== Aim of the task ==
Return the line containing "Output the text content of this document." and all lines after it exactly; stop at the end of the material.
======
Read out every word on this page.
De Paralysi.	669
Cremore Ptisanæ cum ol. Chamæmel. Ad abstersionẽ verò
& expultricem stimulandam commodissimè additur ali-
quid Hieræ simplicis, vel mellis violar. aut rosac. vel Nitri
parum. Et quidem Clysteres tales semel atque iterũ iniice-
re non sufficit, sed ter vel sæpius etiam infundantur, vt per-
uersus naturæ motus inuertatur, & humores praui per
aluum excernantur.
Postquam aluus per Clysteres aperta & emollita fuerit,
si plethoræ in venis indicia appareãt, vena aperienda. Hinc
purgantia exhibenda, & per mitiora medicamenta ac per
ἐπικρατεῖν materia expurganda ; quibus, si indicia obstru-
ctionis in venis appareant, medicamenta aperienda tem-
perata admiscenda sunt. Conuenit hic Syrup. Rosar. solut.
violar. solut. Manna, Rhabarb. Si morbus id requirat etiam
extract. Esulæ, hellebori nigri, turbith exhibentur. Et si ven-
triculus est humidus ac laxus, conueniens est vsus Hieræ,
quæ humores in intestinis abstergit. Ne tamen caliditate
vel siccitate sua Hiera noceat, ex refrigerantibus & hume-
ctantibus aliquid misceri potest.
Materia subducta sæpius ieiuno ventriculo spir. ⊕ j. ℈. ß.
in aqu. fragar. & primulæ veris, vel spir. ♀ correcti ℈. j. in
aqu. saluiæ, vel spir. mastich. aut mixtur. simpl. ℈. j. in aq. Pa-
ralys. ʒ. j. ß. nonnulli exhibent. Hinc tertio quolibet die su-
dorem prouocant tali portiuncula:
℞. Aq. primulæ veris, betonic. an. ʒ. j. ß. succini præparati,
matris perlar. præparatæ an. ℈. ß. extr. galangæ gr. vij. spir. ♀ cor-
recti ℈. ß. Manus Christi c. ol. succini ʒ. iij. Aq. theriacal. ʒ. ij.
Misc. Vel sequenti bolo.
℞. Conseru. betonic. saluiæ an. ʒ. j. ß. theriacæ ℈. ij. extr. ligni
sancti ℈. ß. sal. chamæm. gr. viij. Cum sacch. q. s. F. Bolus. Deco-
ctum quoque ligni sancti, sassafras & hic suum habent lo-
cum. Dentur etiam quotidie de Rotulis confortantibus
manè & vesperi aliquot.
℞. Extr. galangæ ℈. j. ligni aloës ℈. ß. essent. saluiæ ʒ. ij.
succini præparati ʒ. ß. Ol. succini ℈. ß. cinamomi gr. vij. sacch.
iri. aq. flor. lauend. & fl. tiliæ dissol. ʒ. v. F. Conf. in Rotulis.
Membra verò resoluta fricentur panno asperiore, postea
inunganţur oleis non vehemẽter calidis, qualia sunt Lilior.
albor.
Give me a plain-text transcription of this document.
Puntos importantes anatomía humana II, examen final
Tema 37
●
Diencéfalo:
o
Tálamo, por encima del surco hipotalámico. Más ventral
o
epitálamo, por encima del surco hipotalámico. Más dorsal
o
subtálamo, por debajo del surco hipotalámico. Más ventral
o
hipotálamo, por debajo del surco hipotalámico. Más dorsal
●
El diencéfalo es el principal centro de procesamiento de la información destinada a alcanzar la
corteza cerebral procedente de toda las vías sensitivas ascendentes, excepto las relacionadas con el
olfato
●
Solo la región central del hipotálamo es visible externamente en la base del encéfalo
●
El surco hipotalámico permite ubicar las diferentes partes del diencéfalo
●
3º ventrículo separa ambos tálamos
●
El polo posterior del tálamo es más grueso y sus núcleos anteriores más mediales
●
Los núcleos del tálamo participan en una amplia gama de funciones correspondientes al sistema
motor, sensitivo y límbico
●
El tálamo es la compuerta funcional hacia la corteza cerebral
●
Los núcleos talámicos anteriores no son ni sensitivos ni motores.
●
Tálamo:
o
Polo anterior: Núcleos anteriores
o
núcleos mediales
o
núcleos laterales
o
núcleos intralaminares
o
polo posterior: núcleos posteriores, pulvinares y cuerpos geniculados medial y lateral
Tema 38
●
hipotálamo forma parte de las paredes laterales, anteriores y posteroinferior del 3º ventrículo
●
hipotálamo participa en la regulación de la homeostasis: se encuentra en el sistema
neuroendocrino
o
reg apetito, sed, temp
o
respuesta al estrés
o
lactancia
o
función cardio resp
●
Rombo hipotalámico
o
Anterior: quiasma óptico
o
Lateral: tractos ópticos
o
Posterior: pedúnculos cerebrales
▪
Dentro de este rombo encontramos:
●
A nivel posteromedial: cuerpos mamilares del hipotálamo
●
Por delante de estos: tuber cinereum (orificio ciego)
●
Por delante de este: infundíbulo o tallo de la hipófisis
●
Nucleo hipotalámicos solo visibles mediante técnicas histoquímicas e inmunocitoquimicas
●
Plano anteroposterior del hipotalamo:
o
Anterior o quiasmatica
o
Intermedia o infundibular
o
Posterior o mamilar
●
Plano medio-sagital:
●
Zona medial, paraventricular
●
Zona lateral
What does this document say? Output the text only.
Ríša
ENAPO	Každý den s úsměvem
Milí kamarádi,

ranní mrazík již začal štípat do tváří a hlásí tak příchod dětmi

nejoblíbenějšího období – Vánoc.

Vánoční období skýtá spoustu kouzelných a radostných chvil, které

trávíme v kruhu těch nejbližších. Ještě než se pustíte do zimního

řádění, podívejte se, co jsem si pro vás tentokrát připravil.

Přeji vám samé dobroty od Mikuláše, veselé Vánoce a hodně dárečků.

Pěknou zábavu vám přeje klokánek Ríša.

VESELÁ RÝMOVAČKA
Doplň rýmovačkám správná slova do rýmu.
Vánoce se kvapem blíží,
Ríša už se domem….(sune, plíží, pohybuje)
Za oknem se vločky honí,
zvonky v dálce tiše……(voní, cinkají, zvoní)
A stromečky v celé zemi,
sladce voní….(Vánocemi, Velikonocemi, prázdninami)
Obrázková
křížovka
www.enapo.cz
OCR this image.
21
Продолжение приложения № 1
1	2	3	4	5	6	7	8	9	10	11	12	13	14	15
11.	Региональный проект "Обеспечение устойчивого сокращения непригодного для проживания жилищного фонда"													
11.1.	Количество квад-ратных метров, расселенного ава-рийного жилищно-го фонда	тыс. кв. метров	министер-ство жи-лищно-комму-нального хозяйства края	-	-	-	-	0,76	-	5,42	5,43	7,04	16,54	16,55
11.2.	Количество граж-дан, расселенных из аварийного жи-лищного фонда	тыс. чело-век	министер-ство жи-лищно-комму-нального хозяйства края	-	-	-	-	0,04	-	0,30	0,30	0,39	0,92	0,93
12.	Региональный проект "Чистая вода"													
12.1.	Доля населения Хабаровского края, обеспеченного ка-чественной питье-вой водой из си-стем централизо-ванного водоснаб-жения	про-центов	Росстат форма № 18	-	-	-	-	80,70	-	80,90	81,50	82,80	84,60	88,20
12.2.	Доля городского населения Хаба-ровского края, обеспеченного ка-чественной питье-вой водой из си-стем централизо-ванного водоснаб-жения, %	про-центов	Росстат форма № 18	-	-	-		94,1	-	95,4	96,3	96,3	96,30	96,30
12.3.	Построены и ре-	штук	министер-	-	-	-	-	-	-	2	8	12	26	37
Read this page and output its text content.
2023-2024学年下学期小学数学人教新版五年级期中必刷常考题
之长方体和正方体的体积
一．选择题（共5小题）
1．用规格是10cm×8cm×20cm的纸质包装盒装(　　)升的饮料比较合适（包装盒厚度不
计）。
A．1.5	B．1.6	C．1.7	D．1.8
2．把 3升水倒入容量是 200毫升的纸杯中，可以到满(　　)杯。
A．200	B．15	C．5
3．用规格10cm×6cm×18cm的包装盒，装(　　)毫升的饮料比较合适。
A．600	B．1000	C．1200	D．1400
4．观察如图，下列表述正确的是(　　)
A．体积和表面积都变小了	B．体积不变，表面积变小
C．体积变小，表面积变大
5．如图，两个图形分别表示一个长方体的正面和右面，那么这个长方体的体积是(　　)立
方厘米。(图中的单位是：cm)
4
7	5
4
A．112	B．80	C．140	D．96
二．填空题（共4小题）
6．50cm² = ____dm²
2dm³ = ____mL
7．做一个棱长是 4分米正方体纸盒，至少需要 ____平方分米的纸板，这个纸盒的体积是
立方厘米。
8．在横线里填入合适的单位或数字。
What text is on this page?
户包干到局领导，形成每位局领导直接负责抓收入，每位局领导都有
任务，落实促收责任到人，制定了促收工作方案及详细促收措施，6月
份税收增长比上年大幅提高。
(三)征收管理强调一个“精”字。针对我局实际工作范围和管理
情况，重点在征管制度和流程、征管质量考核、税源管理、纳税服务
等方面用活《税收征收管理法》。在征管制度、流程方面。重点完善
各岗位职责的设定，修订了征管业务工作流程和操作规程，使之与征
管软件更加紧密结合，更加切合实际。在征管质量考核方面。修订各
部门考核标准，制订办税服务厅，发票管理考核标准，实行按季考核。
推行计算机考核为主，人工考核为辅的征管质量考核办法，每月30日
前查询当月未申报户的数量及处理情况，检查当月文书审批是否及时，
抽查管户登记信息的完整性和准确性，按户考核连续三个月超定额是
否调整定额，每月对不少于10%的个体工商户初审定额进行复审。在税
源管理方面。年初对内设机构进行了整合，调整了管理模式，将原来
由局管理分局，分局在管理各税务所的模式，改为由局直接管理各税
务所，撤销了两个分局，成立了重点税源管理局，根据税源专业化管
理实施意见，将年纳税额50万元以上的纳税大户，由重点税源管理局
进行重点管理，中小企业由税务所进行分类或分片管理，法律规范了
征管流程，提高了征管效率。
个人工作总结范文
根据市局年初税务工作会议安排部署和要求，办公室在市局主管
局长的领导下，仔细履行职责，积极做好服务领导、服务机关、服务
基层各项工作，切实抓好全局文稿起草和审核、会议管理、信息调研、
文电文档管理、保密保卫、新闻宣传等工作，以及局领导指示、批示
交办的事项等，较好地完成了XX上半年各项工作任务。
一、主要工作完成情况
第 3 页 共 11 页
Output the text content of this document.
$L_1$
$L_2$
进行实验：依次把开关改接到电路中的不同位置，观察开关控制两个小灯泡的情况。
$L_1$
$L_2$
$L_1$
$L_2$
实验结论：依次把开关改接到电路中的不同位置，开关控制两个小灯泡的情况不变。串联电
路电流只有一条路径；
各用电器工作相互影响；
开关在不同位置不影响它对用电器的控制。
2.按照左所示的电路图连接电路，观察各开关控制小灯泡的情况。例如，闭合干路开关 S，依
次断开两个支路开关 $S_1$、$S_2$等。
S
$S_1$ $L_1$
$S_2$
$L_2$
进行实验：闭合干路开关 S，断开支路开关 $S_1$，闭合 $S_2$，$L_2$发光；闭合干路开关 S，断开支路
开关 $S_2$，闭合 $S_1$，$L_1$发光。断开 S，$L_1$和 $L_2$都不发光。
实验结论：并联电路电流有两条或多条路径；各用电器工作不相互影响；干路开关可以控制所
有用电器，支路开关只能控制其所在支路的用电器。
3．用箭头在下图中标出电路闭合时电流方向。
======
== Task result ==
Output the text content of this document.
$L_1$
$L_2$
进行实验：依次把开关改接到电路中的不同位置，观察开关控制两个小灯泡的情况。
$L_1$
$L_2$
$L_1$
$L_2$
实验结论：依次把开关改接到电路中的不同位置，开关控制两个小灯泡的情况不变。串联电
路电流只有一条路径；
各用电器工作相互影响；
开关在不同位置不影响它对用电器的控制。
2.按照左所示的电路图连接电路，观察各开关控制小灯泡的情况。例如，闭合干路开关 S，依
次断开两个支路开关 $S_1$、$S_2$等。
S
$S_1$ $L_1$
$S_2$
$L_2$
进行实验：闭合干路开关 S，断开支路开关 $S_1$，闭合 $S_2$，$L_2$发光；闭合干路开关 S，断开支路
开关 $S_2$，闭合 $S_1$，$L_1$发光。断开 S，$L_1$和 $L_2$都不发光。
实验结论：并联电路电流有两条或多条路径；各用电器工作不相互影响；干路开关可以控制所
有用电器，支路开关只能控制其所在支路的用电器。
3．用箭头在下图中标出电路闭合时电流方向。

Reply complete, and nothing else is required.